[The exercise]:
Where a line holds "legend", copy it.
===============
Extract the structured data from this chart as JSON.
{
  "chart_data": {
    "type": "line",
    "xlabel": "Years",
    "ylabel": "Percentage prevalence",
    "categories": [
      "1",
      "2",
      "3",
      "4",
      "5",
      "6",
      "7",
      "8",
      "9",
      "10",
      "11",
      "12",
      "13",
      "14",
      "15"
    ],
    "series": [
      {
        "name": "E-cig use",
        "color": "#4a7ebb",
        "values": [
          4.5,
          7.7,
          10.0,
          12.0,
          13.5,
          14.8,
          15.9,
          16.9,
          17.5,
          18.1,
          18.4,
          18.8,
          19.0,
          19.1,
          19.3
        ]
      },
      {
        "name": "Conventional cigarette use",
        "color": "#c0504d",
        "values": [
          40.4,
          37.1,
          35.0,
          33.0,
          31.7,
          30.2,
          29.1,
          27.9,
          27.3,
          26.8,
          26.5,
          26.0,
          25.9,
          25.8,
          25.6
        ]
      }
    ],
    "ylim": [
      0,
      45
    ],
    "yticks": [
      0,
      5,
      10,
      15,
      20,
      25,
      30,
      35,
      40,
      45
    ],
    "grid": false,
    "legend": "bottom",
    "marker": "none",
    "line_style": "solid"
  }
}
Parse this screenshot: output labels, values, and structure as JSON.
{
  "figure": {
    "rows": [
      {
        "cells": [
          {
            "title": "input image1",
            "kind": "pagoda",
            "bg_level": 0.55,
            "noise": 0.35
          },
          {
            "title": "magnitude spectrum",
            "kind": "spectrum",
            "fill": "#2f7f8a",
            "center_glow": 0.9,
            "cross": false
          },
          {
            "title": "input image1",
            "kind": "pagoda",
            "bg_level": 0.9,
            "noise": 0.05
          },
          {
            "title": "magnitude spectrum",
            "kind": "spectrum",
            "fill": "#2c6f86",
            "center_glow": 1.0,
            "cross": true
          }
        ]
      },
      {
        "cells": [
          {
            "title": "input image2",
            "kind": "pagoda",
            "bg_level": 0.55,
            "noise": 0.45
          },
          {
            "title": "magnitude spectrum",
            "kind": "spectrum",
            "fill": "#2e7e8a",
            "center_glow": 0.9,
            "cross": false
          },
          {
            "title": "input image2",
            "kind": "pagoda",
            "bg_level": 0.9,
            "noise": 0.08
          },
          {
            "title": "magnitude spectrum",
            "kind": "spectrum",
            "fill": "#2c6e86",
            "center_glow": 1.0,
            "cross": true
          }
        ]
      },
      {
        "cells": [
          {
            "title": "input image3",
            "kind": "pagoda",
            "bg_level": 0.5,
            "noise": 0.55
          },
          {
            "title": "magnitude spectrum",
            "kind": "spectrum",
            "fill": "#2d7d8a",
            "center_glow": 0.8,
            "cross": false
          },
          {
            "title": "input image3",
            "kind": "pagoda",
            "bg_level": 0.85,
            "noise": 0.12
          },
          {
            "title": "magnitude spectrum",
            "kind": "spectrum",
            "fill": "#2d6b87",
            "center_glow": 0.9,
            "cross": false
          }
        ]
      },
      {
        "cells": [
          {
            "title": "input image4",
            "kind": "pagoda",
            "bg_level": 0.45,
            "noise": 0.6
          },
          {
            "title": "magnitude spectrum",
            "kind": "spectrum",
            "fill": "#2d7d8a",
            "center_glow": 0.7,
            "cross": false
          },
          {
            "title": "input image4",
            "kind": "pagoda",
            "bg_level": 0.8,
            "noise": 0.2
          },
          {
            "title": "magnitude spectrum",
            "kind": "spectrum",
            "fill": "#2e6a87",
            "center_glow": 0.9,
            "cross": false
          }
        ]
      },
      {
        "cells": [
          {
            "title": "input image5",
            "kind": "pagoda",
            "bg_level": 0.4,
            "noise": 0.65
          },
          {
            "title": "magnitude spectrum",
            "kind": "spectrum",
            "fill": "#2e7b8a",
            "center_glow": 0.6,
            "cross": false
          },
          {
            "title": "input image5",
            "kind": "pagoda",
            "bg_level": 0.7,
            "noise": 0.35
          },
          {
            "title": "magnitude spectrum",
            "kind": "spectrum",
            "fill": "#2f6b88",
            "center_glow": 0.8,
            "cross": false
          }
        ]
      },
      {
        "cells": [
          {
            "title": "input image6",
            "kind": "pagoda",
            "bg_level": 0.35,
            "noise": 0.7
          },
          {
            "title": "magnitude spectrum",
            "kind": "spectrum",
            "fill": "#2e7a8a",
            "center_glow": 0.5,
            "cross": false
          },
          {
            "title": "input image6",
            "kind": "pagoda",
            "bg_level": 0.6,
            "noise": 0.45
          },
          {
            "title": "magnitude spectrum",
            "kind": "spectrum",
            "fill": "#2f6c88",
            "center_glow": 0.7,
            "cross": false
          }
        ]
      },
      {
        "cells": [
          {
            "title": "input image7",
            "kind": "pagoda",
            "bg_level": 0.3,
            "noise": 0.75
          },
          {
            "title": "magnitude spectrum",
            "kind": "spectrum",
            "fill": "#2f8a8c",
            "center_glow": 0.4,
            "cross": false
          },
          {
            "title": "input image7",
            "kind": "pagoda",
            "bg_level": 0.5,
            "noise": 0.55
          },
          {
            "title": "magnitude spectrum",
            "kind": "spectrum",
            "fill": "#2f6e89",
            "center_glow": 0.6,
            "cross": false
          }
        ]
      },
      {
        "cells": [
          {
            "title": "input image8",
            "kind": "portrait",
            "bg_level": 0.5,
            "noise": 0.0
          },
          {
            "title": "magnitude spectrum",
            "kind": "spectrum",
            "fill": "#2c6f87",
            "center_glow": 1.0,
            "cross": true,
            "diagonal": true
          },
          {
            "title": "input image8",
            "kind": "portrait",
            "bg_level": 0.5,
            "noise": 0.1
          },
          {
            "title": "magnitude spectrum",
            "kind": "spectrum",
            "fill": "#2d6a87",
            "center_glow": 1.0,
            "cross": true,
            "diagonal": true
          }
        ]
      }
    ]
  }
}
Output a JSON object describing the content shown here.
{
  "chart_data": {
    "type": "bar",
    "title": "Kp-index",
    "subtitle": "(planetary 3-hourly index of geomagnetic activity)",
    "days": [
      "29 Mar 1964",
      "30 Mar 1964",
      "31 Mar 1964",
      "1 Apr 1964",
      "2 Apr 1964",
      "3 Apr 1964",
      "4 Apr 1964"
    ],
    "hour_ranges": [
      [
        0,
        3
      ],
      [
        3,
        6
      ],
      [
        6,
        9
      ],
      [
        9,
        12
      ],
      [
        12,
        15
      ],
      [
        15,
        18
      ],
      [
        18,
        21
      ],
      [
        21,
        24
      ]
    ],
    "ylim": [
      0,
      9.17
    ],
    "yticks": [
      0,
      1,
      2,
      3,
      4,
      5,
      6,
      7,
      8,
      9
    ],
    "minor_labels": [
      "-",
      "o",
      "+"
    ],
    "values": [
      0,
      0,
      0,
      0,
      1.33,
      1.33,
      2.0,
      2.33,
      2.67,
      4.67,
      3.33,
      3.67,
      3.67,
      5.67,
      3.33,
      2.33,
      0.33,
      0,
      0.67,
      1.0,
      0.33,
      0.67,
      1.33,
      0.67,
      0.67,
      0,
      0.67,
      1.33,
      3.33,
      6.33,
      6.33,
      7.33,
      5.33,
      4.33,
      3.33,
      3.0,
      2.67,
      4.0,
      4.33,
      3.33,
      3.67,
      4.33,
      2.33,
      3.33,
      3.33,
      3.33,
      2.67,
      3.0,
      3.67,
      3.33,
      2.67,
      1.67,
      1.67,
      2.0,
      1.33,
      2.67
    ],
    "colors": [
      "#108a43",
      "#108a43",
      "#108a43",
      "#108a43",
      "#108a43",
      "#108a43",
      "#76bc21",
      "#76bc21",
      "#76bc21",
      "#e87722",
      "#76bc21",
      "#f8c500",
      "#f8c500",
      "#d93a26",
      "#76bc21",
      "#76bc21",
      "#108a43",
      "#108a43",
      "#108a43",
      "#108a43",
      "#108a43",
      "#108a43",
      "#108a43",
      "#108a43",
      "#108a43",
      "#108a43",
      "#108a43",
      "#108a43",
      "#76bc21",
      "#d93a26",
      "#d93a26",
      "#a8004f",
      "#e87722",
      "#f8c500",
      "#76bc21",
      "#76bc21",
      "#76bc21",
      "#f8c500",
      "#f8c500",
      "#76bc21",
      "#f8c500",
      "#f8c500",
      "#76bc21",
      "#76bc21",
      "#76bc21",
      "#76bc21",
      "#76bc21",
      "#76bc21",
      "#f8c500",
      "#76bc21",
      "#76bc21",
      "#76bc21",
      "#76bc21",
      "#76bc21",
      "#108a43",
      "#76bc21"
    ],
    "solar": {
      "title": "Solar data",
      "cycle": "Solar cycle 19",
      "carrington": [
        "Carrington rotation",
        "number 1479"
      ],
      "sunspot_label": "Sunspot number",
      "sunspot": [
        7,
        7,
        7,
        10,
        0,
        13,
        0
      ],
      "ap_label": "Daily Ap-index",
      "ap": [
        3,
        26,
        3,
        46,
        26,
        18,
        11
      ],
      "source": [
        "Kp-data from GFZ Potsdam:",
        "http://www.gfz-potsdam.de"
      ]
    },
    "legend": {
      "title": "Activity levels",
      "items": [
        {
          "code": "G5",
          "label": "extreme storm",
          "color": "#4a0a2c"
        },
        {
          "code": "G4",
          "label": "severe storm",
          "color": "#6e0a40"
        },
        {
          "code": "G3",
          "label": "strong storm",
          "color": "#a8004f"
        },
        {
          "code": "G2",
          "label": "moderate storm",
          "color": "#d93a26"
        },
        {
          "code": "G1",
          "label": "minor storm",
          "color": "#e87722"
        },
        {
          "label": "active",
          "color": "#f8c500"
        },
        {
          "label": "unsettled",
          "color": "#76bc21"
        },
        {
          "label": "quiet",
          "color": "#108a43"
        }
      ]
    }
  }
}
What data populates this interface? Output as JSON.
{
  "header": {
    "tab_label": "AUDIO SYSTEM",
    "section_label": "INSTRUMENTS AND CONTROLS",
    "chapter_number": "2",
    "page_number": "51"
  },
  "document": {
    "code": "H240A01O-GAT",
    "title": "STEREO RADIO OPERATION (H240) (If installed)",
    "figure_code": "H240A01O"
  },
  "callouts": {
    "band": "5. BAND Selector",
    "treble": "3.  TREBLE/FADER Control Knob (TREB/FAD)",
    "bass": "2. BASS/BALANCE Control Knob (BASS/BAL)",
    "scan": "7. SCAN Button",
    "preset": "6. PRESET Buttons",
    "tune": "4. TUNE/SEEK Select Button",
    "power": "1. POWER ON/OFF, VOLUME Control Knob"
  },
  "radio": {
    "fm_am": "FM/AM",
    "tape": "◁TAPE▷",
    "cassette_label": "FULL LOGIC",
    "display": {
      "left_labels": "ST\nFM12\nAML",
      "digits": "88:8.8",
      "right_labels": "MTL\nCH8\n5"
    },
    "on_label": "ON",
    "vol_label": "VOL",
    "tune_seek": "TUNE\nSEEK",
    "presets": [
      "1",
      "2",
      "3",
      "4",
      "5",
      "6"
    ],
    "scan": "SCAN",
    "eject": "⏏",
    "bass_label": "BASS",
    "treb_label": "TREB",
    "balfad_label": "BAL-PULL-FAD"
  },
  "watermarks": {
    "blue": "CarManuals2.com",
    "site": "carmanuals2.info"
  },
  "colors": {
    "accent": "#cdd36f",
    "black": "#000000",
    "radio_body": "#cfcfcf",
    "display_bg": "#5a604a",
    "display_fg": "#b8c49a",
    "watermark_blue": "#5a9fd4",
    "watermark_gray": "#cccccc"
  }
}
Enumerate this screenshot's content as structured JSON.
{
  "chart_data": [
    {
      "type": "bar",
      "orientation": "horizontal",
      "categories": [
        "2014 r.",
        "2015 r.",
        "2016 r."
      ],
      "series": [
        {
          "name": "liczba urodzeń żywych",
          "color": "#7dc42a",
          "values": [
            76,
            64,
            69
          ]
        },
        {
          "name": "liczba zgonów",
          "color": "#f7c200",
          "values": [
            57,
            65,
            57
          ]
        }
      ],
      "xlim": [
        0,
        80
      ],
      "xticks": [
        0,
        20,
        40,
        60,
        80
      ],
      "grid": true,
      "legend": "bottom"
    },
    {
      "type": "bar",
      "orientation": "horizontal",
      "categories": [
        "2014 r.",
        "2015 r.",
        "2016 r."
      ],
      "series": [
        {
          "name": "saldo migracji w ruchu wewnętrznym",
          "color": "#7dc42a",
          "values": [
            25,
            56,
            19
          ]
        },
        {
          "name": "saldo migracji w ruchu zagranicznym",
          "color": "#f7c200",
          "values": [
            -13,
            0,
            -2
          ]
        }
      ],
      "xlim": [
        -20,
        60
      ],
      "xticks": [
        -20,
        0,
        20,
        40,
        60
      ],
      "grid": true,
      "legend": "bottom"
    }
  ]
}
===============
[Answer in full]:
    "legend": "bottom",
    "legend": {
      "legend": "bottom"
      "legend": "bottom"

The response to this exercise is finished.